**TEXT ZUR ANALYSE:**
_ _ _ _ _ _ _

Bis heute bekannt ist die Entführung einer polnischen Verkehrsmaschine, die im August 1978 auf dem Weg von Danzig nach Schönefeld zur Landung in Tempelhof gezwungen wurde. Ebenso wie der Grenzübertritt zweier Familien per Heißluftballon von Thüringen nach Bayern ein Jahr später.
Wie mit versehentlichen oder bewussten Irrflügen umzugehen ist, war ziemlich genau geregelt, musste aber in jeder Situation neu entschieden werden. Im Sommer 1989 stellte der Pilot einer sowjetischen MiG beim Flug über Polen Rauch in der Maschine fest und rettete sich mit dem Schleudersitz. Das Flugzeug hatte aber keine gravierenden Schäden und flog unbemannt weiter. Es passierte den Luftraum der DDR und erreichte die Bundesrepublik. Abfangjäger stiegen auf und begleiteten die MiG. Von einem Abschuss wurde aber, nicht zuletzt wegen Konsequenzen über dicht besiedeltem Gebiet, abgesehen. Die Maschine flog weiter bis nach Belgien, wo sie auf ein Haus stürzt und einen Bewohner tötet.

_ _ _ _ _ _ _

**VORLIEGENDE DATENSÄTZE:**

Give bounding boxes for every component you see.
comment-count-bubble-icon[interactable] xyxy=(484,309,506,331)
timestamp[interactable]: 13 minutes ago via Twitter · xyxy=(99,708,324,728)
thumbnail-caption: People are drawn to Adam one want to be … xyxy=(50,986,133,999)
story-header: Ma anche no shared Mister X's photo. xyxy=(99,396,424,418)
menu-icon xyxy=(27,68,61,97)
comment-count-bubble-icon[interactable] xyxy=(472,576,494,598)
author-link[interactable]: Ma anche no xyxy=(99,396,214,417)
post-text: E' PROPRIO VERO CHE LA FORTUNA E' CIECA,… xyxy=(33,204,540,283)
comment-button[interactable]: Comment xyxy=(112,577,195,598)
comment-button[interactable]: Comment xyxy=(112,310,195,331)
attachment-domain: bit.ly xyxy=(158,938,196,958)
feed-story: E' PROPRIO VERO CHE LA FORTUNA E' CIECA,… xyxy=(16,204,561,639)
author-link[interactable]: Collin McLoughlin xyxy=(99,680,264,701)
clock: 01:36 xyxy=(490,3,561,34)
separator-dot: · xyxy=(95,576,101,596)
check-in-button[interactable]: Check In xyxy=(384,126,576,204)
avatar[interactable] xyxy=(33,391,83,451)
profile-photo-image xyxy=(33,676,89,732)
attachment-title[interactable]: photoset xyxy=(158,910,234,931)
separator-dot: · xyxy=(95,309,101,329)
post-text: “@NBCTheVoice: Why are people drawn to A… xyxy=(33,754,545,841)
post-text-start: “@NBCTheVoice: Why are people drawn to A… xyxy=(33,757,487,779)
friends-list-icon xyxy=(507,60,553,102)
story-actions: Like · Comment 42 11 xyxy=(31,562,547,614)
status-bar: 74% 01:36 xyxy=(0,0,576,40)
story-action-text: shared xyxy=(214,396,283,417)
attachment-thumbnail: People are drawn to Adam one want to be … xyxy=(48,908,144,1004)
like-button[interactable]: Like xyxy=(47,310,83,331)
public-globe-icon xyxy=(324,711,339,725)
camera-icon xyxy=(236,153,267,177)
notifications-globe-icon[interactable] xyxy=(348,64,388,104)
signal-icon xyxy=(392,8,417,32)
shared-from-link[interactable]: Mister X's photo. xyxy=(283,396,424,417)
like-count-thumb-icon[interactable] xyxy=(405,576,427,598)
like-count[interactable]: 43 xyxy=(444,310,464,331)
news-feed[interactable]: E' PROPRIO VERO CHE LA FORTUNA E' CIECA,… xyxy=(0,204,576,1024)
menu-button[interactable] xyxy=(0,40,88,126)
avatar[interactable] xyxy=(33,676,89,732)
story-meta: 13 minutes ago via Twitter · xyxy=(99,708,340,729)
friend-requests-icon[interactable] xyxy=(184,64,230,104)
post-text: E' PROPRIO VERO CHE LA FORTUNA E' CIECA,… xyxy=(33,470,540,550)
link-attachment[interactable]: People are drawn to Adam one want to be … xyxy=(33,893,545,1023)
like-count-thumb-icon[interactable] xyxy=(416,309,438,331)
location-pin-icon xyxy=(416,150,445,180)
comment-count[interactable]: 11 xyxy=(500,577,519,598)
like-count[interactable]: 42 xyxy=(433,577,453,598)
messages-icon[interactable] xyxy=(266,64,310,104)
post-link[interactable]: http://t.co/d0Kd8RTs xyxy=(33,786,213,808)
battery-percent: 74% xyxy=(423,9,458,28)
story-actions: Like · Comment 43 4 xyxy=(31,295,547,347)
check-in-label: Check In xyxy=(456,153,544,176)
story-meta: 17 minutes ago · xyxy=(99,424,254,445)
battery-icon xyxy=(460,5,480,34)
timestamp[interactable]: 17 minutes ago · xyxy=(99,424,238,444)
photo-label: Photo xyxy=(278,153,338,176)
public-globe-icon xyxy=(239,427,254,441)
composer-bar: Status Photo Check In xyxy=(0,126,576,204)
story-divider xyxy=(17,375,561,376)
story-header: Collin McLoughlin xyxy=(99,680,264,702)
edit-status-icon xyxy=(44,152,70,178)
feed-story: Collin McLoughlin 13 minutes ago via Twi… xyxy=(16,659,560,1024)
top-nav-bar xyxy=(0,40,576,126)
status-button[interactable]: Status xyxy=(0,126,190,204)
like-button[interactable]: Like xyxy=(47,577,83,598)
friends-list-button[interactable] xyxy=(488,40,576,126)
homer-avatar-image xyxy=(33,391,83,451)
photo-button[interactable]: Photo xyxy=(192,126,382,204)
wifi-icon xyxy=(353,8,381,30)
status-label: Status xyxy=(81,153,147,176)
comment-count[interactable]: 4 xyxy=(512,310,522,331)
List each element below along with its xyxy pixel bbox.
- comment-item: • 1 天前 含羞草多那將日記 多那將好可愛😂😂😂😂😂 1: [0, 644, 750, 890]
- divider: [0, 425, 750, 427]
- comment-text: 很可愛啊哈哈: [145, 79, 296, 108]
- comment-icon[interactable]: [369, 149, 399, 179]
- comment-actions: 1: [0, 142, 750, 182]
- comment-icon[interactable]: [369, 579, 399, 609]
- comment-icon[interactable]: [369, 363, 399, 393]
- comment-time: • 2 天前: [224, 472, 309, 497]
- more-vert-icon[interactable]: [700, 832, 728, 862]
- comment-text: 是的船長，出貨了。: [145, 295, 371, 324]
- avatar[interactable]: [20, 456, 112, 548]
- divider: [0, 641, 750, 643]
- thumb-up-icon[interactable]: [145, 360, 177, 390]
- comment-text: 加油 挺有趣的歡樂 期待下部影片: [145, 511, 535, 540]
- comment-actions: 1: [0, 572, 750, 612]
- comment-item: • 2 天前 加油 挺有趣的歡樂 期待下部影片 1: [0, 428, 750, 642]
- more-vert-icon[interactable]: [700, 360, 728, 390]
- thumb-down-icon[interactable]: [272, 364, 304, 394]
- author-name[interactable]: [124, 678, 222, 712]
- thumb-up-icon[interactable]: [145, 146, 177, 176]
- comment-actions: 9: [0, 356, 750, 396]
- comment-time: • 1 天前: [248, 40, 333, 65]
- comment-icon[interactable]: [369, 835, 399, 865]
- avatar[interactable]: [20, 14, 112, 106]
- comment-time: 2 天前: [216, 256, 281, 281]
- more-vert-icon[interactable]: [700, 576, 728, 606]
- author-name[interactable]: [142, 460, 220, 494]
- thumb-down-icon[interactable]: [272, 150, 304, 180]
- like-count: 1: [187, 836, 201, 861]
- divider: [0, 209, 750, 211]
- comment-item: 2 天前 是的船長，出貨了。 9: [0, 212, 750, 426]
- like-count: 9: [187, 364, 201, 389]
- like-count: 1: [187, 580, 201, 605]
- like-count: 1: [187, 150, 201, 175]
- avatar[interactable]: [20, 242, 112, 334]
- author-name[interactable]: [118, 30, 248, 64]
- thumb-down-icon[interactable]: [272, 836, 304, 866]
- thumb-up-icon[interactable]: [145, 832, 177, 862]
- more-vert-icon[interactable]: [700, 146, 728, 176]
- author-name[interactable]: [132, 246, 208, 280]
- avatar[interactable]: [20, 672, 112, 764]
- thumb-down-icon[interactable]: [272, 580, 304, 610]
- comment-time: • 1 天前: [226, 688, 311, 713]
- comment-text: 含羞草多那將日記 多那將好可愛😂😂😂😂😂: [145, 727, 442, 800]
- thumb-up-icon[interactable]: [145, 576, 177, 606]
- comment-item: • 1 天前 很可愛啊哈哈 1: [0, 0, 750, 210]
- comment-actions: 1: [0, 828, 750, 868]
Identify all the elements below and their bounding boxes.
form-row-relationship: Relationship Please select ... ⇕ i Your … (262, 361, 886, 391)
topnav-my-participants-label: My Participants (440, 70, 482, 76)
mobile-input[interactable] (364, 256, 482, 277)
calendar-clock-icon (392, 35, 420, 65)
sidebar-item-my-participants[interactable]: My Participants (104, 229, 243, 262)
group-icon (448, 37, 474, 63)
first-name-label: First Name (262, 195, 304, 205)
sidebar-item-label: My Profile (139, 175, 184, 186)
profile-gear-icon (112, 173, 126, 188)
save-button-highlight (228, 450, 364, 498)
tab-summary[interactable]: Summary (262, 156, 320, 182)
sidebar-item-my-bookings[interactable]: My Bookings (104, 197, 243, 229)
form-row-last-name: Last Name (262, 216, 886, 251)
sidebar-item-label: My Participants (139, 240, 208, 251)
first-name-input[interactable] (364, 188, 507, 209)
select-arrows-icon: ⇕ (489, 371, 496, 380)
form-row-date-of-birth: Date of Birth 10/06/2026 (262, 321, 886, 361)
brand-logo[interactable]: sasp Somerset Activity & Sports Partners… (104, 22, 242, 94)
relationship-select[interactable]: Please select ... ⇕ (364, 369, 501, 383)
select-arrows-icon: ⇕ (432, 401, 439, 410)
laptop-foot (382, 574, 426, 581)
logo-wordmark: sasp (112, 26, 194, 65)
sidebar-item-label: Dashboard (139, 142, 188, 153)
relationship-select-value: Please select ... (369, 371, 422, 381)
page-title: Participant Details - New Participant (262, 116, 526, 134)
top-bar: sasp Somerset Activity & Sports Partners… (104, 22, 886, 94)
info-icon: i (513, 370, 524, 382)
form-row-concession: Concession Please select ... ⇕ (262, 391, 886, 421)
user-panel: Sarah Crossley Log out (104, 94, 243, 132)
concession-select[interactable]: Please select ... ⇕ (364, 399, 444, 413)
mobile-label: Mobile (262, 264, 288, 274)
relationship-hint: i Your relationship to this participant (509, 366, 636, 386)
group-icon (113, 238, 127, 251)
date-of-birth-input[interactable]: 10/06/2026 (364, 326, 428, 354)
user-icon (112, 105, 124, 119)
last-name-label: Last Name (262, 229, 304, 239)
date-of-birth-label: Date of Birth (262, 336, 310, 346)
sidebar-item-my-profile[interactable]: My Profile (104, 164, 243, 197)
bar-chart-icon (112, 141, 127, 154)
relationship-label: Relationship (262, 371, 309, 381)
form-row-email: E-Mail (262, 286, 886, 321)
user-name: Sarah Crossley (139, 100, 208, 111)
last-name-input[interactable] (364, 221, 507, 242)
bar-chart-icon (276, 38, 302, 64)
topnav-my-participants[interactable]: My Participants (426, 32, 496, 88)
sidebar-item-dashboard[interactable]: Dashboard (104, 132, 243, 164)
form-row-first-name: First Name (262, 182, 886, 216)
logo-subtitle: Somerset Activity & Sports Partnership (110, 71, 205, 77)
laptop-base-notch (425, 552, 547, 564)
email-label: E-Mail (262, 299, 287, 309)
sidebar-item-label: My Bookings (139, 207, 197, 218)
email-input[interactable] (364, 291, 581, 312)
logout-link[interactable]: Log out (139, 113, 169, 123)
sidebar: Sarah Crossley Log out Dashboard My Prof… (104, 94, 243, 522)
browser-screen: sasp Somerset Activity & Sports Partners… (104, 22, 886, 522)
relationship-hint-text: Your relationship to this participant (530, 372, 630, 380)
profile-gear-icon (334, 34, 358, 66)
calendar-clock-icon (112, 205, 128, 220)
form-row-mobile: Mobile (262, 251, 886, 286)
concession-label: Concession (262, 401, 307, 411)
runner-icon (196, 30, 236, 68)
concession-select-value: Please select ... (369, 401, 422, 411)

_ _ _ _ _ _ _

**ZU BEARBEITEN:**
• a. Wo musste die polnische Verkehrsmaschine laut dem Text über Irrflüge im Luftraum im August 1978 landen?
• b. Fahren Sie mit dem Text über Irrflüge im Luftraum fort und schließen Sie direkt an seinen letzten Satz an.
Die Datensätze stehen in keinem Zusammenhang mit dem Text über Irrflüge im Luftraum.

**ANTWORTEN IM EINZELNEN:**
• a. In Tempelhof.

• b.
Der Kremlflug von Mathias Rust am 28. Mai 1987 ist wegen des spektakulären und weltweit registrierten Verlaufs das Herzstück der Ausstellung. Gleichzeitig lässt er sich schwer in die ansonsten vorgestellten Kategorien einordnen. Sie war weder ein Versehen noch eine Flucht oder Spionage.
Der 19-Jährige drang, von Helsinki kommend, in den sowjetischen Luftraum ein. Dass er dort nicht gestoppt wurde, hängt nach heutigem Wissen mit Pannen und Fehleinschätzungen, auch mit einem Verbot zum Abschuss ziviler Maschinen zusammen. Es wurde nach der Katastrophe vom Sommer 1983 erlassen, als sowjetische Raketen ein koreanisches Passagierflugzeug trafen und 269 Menschen starben.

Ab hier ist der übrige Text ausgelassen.